Requirement: Find each line with the string "image" and copy it.

Dataset excerpt:
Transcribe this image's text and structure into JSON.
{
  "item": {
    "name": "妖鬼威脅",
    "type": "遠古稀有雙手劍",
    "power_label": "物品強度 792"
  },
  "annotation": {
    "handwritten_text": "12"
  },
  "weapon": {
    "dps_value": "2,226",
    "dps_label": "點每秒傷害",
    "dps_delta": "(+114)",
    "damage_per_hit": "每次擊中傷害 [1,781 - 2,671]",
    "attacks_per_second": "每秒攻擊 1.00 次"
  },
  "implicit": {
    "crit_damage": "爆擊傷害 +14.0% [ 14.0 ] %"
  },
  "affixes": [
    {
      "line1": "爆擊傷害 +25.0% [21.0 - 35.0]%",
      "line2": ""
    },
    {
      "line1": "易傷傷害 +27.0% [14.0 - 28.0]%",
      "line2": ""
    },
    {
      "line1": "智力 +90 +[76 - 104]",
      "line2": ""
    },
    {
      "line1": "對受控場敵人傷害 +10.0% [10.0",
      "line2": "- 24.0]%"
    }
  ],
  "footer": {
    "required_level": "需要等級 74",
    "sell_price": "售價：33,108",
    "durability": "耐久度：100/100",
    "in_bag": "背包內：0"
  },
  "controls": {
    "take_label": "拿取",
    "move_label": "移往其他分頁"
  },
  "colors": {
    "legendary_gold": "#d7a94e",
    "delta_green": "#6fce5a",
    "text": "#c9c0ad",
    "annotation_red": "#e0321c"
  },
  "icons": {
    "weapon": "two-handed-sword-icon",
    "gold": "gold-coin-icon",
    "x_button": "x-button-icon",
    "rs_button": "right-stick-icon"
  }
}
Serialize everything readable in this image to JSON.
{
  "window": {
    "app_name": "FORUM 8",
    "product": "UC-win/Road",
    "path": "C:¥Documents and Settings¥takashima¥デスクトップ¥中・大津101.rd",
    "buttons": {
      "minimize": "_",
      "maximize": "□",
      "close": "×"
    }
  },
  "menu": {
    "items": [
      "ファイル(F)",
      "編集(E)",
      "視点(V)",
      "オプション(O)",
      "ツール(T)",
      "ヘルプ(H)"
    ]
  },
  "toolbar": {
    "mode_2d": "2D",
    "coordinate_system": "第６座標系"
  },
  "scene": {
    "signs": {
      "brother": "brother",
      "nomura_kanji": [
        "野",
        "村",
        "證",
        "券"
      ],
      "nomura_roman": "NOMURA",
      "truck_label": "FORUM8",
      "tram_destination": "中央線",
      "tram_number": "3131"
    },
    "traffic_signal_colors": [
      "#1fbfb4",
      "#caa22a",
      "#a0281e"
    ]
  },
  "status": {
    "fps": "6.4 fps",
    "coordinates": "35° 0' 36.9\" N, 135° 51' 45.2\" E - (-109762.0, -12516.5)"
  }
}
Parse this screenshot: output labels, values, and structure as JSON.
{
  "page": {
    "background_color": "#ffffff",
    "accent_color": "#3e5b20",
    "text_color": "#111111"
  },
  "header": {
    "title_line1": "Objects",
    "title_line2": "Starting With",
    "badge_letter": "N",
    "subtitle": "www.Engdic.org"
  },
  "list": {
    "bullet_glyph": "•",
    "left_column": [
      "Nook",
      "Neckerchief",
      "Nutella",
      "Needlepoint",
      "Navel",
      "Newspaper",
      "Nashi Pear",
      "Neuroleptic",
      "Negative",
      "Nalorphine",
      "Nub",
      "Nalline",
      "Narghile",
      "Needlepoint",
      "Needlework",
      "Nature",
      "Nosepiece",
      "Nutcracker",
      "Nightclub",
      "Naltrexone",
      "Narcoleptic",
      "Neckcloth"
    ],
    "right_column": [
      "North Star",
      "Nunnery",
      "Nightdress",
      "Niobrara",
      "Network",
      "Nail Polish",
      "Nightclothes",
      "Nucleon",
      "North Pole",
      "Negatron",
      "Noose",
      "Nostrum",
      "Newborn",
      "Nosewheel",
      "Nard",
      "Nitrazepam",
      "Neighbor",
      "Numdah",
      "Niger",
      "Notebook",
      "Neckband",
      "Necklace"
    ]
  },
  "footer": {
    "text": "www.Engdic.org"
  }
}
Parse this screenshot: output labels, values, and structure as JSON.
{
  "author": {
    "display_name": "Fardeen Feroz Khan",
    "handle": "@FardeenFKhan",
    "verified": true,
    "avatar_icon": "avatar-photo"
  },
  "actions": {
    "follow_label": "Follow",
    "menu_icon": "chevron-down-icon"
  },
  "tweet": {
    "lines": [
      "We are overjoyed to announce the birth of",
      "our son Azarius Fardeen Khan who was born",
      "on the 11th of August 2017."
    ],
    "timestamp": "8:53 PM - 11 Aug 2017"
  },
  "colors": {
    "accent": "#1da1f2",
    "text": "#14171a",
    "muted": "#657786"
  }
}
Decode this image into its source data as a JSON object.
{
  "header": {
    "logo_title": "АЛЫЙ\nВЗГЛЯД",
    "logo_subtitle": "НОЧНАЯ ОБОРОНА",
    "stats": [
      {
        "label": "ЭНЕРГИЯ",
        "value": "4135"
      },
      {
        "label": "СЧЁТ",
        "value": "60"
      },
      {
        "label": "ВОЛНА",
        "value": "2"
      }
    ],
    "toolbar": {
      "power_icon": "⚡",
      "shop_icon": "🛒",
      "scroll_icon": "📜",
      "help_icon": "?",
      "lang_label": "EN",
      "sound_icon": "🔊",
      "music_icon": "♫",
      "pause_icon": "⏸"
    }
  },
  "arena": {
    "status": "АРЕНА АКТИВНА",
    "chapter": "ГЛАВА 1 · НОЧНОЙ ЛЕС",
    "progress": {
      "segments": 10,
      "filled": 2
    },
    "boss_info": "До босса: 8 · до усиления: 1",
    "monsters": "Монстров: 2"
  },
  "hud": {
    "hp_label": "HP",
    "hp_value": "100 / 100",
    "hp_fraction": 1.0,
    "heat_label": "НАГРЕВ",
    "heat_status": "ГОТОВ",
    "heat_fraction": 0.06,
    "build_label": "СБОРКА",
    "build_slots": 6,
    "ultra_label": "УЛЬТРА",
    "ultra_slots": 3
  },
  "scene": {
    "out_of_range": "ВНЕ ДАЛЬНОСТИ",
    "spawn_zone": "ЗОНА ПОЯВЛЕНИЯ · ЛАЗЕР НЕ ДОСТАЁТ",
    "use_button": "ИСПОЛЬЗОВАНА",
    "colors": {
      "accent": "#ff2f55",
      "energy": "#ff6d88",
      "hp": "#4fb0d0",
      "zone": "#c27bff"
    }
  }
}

Correct result:
Transcribe this image's text and structure into JSON.
Serialize everything readable in this image to JSON.
Decode this image into its source data as a JSON object.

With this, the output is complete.